- **What this exercise asks**:
A - In the passage on TORmem's memory technology, write out the text starting at "The reason that" and ending at "in June 2023.".
B - In the passage on TORmem's memory technology, when will the M1000 be available?
C - Carry on the passage about TORmem's CXL memory work from the point where it stops.

- **Text segment**:
_ _ _ _ _ _ _
Like all of the other CXL memory startups we have looked at so far, TORmem is implementing some of its key technologies using FPGAs but is working towards creating specific chips to do its particular flavor of memory sharing. Frankly, the protocols are changing so fast and are converging in somewhat unpredictable ways now that Gen-Z and OpenCAPI technology has been absorbed by the CXL Consortium.

The reason that TORmem has chosen IBM’s OpenCAPI Memory Interface – the same OMI spec that Big Blue uses for its Power10 servers and that it opened up and donated to the CXL Consortium – is the same reason that IBM developed OpenCAPI memory in the first place. It takes a lot fewer wires to do a serial interconnect than it does a parallel one.

To get started, TORmem is taking an X86 server loaded up with its memory management stack and allowing connectivity to a memory server over InfiniBand or Ethernet with RoCE. This is called the M1000, and it will be available in June 2023.
_ _ _ _ _ _ _
(Document layout detection records)
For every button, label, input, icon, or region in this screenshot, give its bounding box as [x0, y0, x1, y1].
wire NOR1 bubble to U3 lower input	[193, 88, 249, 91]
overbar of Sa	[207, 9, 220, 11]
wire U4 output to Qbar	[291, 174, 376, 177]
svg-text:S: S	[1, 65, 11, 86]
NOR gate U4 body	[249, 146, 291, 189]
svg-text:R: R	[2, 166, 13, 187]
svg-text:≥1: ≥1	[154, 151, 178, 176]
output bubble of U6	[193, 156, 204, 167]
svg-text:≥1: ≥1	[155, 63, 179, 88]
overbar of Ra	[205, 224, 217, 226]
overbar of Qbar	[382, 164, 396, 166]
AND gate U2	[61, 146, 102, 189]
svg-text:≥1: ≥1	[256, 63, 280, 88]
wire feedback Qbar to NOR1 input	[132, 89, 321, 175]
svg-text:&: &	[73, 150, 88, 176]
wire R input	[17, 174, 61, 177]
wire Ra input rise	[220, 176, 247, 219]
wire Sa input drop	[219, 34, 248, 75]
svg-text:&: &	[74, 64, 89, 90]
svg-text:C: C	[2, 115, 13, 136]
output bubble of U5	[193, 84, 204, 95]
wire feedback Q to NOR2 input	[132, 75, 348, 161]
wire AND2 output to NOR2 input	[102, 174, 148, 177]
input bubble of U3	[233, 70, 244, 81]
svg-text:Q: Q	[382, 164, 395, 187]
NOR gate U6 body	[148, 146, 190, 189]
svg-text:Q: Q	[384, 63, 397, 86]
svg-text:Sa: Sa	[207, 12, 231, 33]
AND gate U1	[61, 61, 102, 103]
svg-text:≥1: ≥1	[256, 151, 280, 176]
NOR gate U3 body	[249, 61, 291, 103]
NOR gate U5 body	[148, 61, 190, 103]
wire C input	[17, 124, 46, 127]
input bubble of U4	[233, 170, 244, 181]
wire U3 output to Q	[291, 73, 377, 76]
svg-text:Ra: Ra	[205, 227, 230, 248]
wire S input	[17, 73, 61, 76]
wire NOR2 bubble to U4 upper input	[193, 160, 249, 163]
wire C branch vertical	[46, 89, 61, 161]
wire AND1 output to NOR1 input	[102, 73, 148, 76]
_ _ _ _ _ _ _
- **Your written answers**:
A -
The reason that TORmem has chosen IBM’s OpenCAPI Memory Interface – the same OMI spec that Big Blue uses for its Power10 servers and that it opened up and donated to the CXL Consortium – is the same reason that IBM developed OpenCAPI memory in the first place. It takes a lot fewer wires to do a serial interconnect than it does a parallel one.

To get started, TORmem is taking an X86 server loaded up with its memory management stack and allowing connectivity to a memory server over InfiniBand or Ethernet with RoCE. This is called the M1000, and it will be available in June 2023.

B - In June 2023.

C -
This M1000 development platform has a pair of Epyc 7313 processors from AMD and 32 memory slots that can host up to 8 TB of memory.

With the M4000, which is in development now and scheduled for production in Q4 2023, the TORmem architecture will be brought to market for the first time.

To create the memory sleds for its initial M4000 memory appliances, White says that TORmem had to balance the cost of various sizes of FPGAs against the number of lanes it would take to drive a reasonable amount of memory bandwidth and capacity. Looking at the options for making a memory sled for its appliance, White says that putting 16 modules per FPGA-based OMI was optimal.

“The FPGA pin count requirement for 16 parallel interface memory modules pushes FPGA prices to unacceptable levels,” White tells The Next Platform. “If you do the math connecting 16 memory modules with parallel interfaces to one chip, that is hundreds of signals. And you just can’t get an affordable FPGA that can do that. The key to getting all this memory attached to one chip is to go with a serial memory interface, and even before IBM’s OMI was pulled into the CXL Consortium, we chose it for this reason. But importantly, OMI is using serial lanes, just like PCI-Express is with access to the memory. So that cuts down the pin count, and that allows us to get things connected to the FPGA in a much denser method with without sacrificing any performance.”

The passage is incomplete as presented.